Dataset items
---------------
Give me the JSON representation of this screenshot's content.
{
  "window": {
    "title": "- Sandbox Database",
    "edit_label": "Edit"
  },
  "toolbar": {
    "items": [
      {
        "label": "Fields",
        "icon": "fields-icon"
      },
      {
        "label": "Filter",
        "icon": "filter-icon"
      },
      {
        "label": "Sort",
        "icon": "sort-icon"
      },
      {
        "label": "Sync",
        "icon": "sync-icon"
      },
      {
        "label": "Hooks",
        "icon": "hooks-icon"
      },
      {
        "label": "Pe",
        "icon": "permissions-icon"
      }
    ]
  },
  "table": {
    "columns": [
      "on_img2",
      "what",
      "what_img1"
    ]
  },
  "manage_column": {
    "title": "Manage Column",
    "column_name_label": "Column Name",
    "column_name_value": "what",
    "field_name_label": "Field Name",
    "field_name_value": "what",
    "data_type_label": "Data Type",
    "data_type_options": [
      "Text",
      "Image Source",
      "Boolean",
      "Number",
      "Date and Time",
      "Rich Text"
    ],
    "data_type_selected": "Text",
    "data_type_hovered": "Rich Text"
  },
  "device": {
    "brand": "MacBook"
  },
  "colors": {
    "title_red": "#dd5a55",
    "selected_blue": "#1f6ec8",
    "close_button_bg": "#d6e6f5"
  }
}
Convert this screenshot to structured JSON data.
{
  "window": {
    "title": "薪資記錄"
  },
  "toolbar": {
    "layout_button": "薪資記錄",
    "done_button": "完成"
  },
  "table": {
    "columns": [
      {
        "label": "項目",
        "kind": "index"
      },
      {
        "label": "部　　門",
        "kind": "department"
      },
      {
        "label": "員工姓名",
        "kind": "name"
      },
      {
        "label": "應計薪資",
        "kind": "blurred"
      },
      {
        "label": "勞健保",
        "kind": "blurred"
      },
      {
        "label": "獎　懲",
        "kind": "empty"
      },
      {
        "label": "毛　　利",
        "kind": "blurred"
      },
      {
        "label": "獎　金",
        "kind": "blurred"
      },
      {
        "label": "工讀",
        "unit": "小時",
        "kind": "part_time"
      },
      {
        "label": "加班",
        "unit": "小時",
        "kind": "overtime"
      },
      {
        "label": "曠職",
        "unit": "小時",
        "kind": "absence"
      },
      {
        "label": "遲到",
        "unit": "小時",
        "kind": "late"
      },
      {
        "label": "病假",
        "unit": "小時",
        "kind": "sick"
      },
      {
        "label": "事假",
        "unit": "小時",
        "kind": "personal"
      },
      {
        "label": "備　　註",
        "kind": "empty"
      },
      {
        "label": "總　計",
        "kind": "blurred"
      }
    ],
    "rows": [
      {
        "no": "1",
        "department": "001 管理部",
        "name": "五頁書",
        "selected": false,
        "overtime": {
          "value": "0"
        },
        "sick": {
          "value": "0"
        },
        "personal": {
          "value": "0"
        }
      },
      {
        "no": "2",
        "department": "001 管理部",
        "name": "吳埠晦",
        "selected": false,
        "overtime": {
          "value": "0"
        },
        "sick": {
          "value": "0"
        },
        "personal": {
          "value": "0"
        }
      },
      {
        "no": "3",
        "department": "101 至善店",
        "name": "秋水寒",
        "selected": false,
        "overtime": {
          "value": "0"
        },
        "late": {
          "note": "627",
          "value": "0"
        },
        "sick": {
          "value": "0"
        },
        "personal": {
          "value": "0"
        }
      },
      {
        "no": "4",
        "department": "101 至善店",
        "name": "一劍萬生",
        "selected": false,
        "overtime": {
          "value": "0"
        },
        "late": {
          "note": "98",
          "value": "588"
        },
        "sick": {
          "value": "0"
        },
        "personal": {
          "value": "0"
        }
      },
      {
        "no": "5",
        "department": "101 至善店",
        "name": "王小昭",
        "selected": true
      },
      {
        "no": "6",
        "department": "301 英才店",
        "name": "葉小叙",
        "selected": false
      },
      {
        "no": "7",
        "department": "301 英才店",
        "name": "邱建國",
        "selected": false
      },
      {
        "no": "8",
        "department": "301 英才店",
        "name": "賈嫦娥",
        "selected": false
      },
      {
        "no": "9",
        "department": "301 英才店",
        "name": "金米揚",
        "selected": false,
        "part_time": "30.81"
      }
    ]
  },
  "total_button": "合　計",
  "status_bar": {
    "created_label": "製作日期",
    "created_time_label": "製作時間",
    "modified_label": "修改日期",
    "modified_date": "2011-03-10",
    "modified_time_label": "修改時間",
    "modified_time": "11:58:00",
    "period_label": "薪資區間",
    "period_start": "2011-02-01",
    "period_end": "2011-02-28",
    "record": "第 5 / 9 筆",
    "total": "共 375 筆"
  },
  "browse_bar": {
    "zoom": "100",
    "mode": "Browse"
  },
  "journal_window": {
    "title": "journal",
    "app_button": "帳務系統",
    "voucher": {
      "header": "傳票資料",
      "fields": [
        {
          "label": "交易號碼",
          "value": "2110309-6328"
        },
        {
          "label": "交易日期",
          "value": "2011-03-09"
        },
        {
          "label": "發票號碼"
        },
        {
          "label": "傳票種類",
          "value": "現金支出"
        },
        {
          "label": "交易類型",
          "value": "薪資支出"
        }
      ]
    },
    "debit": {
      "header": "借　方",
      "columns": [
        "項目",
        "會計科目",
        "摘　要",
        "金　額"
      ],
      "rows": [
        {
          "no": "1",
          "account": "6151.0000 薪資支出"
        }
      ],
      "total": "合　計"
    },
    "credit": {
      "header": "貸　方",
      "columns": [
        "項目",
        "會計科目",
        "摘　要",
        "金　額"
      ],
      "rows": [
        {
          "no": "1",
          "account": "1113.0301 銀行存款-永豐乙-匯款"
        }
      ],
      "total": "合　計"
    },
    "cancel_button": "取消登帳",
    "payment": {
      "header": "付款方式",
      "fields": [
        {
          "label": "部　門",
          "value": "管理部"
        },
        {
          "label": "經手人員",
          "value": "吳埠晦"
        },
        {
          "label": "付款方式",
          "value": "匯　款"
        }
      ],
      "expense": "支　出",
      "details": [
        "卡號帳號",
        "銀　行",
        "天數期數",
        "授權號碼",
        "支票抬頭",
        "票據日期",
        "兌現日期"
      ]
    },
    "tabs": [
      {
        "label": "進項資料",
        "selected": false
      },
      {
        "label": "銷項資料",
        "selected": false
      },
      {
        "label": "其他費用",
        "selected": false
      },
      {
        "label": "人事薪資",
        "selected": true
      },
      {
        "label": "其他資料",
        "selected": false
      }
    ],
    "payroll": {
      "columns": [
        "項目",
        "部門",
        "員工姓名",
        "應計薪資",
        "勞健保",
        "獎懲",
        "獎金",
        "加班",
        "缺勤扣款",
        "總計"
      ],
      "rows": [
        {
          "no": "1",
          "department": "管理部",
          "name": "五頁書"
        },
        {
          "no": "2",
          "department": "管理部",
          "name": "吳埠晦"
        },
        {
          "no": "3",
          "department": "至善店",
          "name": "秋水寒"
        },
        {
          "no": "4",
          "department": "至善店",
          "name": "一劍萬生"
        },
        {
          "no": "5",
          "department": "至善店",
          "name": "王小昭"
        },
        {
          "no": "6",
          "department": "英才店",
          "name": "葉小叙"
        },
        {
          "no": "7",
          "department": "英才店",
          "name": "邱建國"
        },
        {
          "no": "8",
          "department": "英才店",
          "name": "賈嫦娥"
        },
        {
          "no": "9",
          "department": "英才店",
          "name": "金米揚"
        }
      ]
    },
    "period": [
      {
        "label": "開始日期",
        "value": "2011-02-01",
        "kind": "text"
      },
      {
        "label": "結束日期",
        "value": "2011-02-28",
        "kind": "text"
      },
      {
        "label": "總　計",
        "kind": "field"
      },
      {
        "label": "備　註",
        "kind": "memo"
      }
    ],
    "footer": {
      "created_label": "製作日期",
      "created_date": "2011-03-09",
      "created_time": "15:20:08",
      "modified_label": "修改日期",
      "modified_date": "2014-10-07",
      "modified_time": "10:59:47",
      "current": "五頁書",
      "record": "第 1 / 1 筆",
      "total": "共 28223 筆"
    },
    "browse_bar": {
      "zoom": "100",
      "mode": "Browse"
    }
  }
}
---------------
* _Work instructions_:
Copy all lines from the data that hold the word "Rich".

* _Result for this task_:
      "Rich Text"
    "data_type_hovered": "Rich Text"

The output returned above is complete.